▶ [What to work on]
List all lines in the material below that contain "owoców".

____________

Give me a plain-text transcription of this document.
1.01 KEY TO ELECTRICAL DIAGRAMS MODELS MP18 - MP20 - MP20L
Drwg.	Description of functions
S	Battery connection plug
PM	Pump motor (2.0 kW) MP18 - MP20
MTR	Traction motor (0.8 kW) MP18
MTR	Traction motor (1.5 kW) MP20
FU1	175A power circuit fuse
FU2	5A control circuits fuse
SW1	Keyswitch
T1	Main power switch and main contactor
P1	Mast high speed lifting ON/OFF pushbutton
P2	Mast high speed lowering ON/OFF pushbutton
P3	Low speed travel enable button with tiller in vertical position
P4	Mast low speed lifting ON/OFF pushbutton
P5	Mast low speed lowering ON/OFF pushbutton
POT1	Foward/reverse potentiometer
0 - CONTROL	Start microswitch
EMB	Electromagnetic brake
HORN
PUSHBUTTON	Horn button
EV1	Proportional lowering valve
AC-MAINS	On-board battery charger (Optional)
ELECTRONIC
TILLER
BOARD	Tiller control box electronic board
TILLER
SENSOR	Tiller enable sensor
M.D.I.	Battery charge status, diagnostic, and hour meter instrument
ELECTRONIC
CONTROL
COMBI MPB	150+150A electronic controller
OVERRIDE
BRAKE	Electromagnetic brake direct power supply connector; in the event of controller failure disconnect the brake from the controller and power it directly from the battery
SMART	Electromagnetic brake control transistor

____________

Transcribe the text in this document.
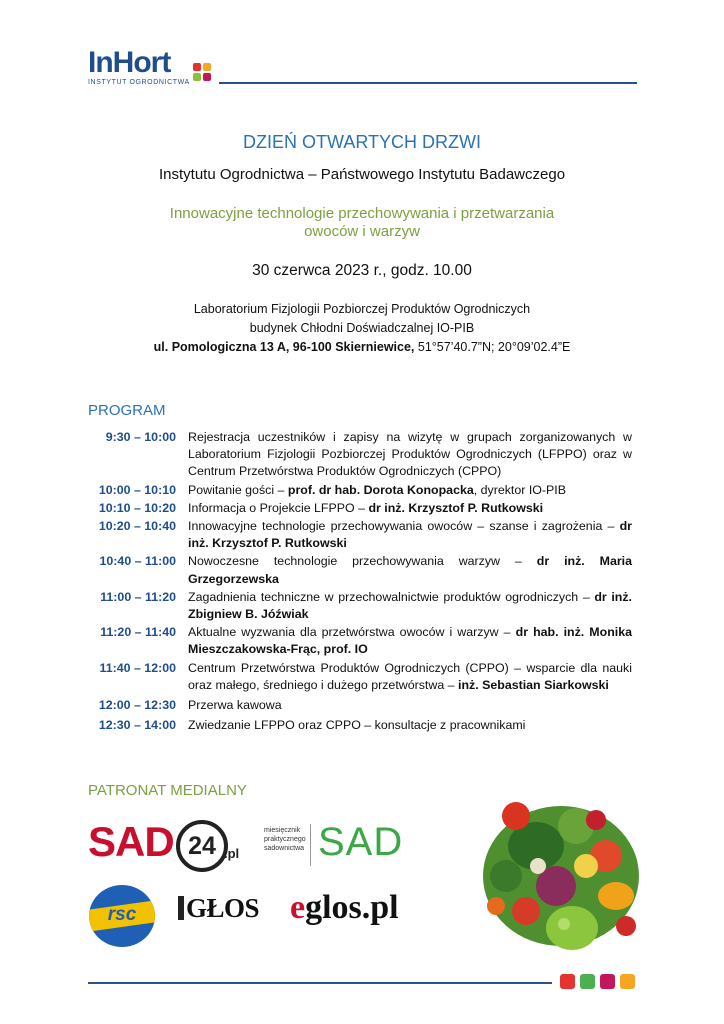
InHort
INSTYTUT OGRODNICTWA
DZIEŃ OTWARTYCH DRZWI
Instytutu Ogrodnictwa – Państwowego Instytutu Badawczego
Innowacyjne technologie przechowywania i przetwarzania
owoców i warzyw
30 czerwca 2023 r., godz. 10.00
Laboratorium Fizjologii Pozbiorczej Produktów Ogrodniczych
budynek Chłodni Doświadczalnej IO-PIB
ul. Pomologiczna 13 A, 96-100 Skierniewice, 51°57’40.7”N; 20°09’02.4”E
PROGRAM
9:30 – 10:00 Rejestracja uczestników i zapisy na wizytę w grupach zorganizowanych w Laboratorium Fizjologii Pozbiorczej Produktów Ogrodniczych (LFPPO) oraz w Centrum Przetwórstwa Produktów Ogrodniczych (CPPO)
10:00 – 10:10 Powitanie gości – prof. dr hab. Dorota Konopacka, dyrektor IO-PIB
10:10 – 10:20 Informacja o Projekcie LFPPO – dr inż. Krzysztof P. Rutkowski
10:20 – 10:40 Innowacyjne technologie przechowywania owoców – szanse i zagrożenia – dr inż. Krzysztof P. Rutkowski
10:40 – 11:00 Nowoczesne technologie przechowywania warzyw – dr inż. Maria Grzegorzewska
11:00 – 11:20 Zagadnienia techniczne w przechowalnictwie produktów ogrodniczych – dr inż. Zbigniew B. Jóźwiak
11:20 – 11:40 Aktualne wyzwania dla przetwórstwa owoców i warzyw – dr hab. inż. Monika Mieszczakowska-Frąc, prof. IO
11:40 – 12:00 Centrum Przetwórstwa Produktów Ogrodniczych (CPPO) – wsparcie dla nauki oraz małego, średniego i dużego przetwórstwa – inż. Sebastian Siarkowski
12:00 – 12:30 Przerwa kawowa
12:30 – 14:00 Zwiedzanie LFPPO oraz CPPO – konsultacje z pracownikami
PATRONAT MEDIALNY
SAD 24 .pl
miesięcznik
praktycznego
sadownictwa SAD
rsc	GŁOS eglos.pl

____________

▶ [Correct answer]
owoców i warzyw
10:20 – 10:40 Innowacyjne technologie przechowywania owoców – szanse i zagrożenia – dr inż. Krzysztof P. Rutkowski
11:20 – 11:40 Aktualne wyzwania dla przetwórstwa owoców i warzyw – dr hab. inż. Monika Mieszczakowska-Frąc, prof. IO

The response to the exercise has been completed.